- _EXTRACTED RECORDS_:

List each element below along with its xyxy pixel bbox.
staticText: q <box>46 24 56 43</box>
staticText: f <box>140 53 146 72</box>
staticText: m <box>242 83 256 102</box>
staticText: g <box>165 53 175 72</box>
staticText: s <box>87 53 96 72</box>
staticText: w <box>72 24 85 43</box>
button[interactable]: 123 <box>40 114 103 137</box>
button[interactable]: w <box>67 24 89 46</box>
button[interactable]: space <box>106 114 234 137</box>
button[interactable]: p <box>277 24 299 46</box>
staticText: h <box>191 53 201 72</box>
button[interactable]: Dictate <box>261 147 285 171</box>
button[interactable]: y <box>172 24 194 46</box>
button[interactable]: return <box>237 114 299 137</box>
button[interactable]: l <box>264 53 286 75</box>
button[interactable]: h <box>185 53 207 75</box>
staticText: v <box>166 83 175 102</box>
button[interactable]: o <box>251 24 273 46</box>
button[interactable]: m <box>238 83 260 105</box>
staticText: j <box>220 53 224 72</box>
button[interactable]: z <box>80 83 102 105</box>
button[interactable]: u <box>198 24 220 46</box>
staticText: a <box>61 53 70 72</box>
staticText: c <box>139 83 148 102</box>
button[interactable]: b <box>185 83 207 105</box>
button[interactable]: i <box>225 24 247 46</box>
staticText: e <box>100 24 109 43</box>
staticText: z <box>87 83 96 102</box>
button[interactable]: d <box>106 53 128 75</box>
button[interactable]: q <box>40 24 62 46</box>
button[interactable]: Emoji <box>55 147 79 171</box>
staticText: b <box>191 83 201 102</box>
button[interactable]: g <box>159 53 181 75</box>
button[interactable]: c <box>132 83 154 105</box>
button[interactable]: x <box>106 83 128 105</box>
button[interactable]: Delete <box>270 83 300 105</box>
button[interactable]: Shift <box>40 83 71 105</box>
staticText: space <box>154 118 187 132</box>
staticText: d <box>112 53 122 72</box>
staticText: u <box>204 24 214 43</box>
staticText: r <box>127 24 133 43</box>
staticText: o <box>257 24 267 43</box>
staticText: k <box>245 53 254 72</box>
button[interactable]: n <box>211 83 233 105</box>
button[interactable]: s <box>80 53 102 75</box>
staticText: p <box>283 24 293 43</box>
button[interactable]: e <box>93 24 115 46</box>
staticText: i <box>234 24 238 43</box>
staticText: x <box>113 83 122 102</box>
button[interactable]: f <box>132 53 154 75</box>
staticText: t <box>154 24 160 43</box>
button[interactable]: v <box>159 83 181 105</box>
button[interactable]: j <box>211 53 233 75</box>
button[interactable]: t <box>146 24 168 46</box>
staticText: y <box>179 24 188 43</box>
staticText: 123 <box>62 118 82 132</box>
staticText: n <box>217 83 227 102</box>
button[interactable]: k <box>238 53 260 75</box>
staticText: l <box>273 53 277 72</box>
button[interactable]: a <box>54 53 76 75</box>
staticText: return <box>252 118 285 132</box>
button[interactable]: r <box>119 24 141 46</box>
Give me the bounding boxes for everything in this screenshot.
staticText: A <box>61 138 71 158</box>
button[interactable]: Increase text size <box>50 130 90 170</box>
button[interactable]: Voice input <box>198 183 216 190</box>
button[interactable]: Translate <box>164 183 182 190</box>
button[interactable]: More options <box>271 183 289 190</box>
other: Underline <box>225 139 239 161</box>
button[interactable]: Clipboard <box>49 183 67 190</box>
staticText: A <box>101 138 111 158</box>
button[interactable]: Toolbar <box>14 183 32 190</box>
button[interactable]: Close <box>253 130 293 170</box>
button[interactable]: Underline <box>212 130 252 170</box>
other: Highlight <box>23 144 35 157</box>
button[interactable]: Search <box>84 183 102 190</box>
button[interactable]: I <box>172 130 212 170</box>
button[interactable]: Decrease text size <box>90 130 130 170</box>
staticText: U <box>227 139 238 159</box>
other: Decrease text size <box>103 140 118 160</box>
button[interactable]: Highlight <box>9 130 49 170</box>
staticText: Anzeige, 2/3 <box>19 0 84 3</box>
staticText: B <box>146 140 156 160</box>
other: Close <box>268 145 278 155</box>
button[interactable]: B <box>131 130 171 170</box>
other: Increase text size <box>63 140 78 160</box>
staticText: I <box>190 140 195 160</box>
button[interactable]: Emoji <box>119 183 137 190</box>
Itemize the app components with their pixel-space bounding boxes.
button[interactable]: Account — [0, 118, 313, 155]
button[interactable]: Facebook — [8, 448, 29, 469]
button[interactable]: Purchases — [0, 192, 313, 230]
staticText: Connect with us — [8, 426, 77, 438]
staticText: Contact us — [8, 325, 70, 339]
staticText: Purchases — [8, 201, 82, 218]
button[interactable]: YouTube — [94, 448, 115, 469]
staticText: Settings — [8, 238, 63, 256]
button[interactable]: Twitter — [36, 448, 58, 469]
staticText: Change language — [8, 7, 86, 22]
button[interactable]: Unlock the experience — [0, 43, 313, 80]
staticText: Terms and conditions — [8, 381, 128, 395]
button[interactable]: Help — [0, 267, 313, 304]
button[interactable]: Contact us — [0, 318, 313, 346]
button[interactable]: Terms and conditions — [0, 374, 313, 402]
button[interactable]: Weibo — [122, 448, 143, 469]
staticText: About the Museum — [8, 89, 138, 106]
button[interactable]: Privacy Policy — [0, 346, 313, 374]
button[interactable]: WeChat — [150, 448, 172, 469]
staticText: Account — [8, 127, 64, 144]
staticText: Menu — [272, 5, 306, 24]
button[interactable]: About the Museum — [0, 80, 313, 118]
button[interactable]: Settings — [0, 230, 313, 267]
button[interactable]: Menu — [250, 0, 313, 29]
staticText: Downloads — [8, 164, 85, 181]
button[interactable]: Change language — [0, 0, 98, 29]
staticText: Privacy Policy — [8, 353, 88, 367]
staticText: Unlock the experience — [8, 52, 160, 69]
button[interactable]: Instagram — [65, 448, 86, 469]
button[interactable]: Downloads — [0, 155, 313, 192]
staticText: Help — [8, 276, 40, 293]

- _EXERCISE INSTRUCTIONS_:
Please rewrite every line of the listing above as a JSON list of strings, one string per line, with blank lines left out.

- _OUTPUT BELOW_:
[
  "List each element below along with its xyxy pixel bbox.",
  "staticText: q <box>46 24 56 43</box>",
  "staticText: f <box>140 53 146 72</box>",
  "staticText: m <box>242 83 256 102</box>",
  "staticText: g <box>165 53 175 72</box>",
  "staticText: s <box>87 53 96 72</box>",
  "staticText: w <box>72 24 85 43</box>",
  "button[interactable]: 123 <box>40 114 103 137</box>",
  "button[interactable]: w <box>67 24 89 46</box>",
  "button[interactable]: space <box>106 114 234 137</box>",
  "button[interactable]: p <box>277 24 299 46</box>",
  "staticText: h <box>191 53 201 72</box>",
  "button[interactable]: Dictate <box>261 147 285 171</box>",
  "button[interactable]: y <box>172 24 194 46</box>",
  "button[interactable]: return <box>237 114 299 137</box>",
  "button[interactable]: l <box>264 53 286 75</box>",
  "button[interactable]: h <box>185 53 207 75</box>",
  "staticText: v <box>166 83 175 102</box>",
  "button[interactable]: o <box>251 24 273 46</box>",
  "button[interactable]: m <box>238 83 260 105</box>",
  "staticText: j <box>220 53 224 72</box>",
  "button[interactable]: z <box>80 83 102 105</box>",
  "button[interactable]: u <box>198 24 220 46</box>",
  "staticText: a <box>61 53 70 72</box>",
  "staticText: c <box>139 83 148 102</box>",
  "button[interactable]: b <box>185 83 207 105</box>",
  "button[interactable]: i <box>225 24 247 46</box>",
  "staticText: e <box>100 24 109 43</box>",
  "staticText: z <box>87 83 96 102</box>",
  "button[interactable]: d <box>106 53 128 75</box>",
  "button[interactable]: q <box>40 24 62 46</box>",
  "button[interactable]: Emoji <box>55 147 79 171</box>",
  "staticText: b <box>191 83 201 102</box>",
  "button[interactable]: g <box>159 53 181 75</box>",
  "button[interactable]: c <box>132 83 154 105</box>",
  "button[interactable]: x <box>106 83 128 105</box>",
  "button[interactable]: Delete <box>270 83 300 105</box>",
  "button[interactable]: Shift <box>40 83 71 105</box>",
  "staticText: space <box>154 118 187 132</box>",
  "staticText: d <box>112 53 122 72</box>",
  "staticText: u <box>204 24 214 43</box>",
  "staticText: r <box>127 24 133 43</box>",
  "staticText: o <box>257 24 267 43</box>",
  "staticText: k <box>245 53 254 72</box>",
  "button[interactable]: n <box>211 83 233 105</box>",
  "button[interactable]: s <box>80 53 102 75</box>",
  "staticText: p <box>283 24 293 43</box>",
  "button[interactable]: e <box>93 24 115 46</box>",
  "staticText: i <box>234 24 238 43</box>",
  "staticText: x <box>113 83 122 102</box>",
  "button[interactable]: f <box>132 53 154 75</box>",
  "staticText: t <box>154 24 160 43</box>",
  "button[interactable]: v <box>159 83 181 105</box>",
  "button[interactable]: j <box>211 53 233 75</box>",
  "button[interactable]: t <box>146 24 168 46</box>",
  "staticText: y <box>179 24 188 43</box>",
  "staticText: 123 <box>62 118 82 132</box>",
  "staticText: n <box>217 83 227 102</box>",
  "button[interactable]: k <box>238 53 260 75</box>",
  "staticText: l <box>273 53 277 72</box>",
  "button[interactable]: a <box>54 53 76 75</box>",
  "staticText: return <box>252 118 285 132</box>",
  "button[interactable]: r <box>119 24 141 46</box>",
  "Give me the bounding boxes for everything in this screenshot.",
  "staticText: A <box>61 138 71 158</box>",
  "button[interactable]: Increase text size <box>50 130 90 170</box>",
  "button[interactable]: Voice input <box>198 183 216 190</box>",
  "button[interactable]: Translate <box>164 183 182 190</box>",
  "button[interactable]: More options <box>271 183 289 190</box>",
  "other: Underline <box>225 139 239 161</box>",
  "button[interactable]: Clipboard <box>49 183 67 190</box>",
  "staticText: A <box>101 138 111 158</box>",
  "button[interactable]: Toolbar <box>14 183 32 190</box>",
  "button[interactable]: Close <box>253 130 293 170</box>",
  "button[interactable]: Underline <box>212 130 252 170</box>",
  "other: Highlight <box>23 144 35 157</box>",
  "button[interactable]: Search <box>84 183 102 190</box>",
  "button[interactable]: I <box>172 130 212 170</box>",
  "button[interactable]: Decrease text size <box>90 130 130 170</box>",
  "staticText: U <box>227 139 238 159</box>",
  "other: Decrease text size <box>103 140 118 160</box>",
  "button[interactable]: Highlight <box>9 130 49 170</box>",
  "staticText: Anzeige, 2/3 <box>19 0 84 3</box>",
  "staticText: B <box>146 140 156 160</box>",
  "other: Close <box>268 145 278 155</box>",
  "button[interactable]: B <box>131 130 171 170</box>",
  "other: Increase text size <box>63 140 78 160</box>",
  "staticText: I <box>190 140 195 160</box>",
  "button[interactable]: Emoji <box>119 183 137 190</box>",
  "Itemize the app components with their pixel-space bounding boxes.",
  "button[interactable]: Account — [0, 118, 313, 155]",
  "button[interactable]: Facebook — [8, 448, 29, 469]",
  "button[interactable]: Purchases — [0, 192, 313, 230]",
  "staticText: Connect with us — [8, 426, 77, 438]",
  "staticText: Contact us — [8, 325, 70, 339]",
  "staticText: Purchases — [8, 201, 82, 218]",
  "button[interactable]: YouTube — [94, 448, 115, 469]",
  "staticText: Settings — [8, 238, 63, 256]",
  "button[interactable]: Twitter — [36, 448, 58, 469]",
  "staticText: Change language — [8, 7, 86, 22]",
  "button[interactable]: Unlock the experience — [0, 43, 313, 80]",
  "staticText: Terms and conditions — [8, 381, 128, 395]",
  "button[interactable]: Help — [0, 267, 313, 304]",
  "button[interactable]: Contact us — [0, 318, 313, 346]",
  "button[interactable]: Terms and conditions — [0, 374, 313, 402]",
  "button[interactable]: Weibo — [122, 448, 143, 469]",
  "staticText: About the Museum — [8, 89, 138, 106]",
  "button[interactable]: Privacy Policy — [0, 346, 313, 374]",
  "button[interactable]: WeChat — [150, 448, 172, 469]",
  "staticText: Account — [8, 127, 64, 144]",
  "staticText: Menu — [272, 5, 306, 24]",
  "button[interactable]: About the Museum — [0, 80, 313, 118]",
  "button[interactable]: Settings — [0, 230, 313, 267]",
  "button[interactable]: Menu — [250, 0, 313, 29]",
  "staticText: Downloads — [8, 164, 85, 181]",
  "button[interactable]: Change language — [0, 0, 98, 29]",
  "staticText: Privacy Policy — [8, 353, 88, 367]",
  "staticText: Unlock the experience — [8, 52, 160, 69]",
  "button[interactable]: Instagram — [65, 448, 86, 469]",
  "button[interactable]: Downloads — [0, 155, 313, 192]",
  "staticText: Help — [8, 276, 40, 293]"
]